Directions
Quote the whole listing verbatim.

Records to process
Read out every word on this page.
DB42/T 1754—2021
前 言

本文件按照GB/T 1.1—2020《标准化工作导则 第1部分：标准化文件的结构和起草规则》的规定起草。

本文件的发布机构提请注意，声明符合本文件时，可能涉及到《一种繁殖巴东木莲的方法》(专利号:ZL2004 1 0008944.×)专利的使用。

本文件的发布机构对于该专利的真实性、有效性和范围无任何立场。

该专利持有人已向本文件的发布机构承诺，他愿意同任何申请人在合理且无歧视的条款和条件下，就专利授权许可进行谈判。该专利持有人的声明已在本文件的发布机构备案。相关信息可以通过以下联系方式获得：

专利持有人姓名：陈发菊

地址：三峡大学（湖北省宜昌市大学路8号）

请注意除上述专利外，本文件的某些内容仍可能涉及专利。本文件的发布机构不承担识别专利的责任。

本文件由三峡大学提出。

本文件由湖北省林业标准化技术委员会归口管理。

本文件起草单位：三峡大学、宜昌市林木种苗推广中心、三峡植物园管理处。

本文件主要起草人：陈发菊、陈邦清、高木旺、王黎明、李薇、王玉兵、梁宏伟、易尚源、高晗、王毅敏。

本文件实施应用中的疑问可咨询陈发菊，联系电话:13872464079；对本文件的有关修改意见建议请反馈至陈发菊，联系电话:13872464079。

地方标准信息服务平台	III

Response
Read out every word on this page.
DB42/T 1754—2021
前 言

本文件按照GB/T 1.1—2020《标准化工作导则 第1部分：标准化文件的结构和起草规则》的规定起草。

本文件的发布机构提请注意，声明符合本文件时，可能涉及到《一种繁殖巴东木莲的方法》(专利号:ZL2004 1 0008944.×)专利的使用。

本文件的发布机构对于该专利的真实性、有效性和范围无任何立场。

该专利持有人已向本文件的发布机构承诺，他愿意同任何申请人在合理且无歧视的条款和条件下，就专利授权许可进行谈判。该专利持有人的声明已在本文件的发布机构备案。相关信息可以通过以下联系方式获得：

专利持有人姓名：陈发菊

地址：三峡大学（湖北省宜昌市大学路8号）

请注意除上述专利外，本文件的某些内容仍可能涉及专利。本文件的发布机构不承担识别专利的责任。

本文件由三峡大学提出。

本文件由湖北省林业标准化技术委员会归口管理。

本文件起草单位：三峡大学、宜昌市林木种苗推广中心、三峡植物园管理处。

本文件主要起草人：陈发菊、陈邦清、高木旺、王黎明、李薇、王玉兵、梁宏伟、易尚源、高晗、王毅敏。

本文件实施应用中的疑问可咨询陈发菊，联系电话:13872464079；对本文件的有关修改意见建议请反馈至陈发菊，联系电话:13872464079。

地方标准信息服务平台	III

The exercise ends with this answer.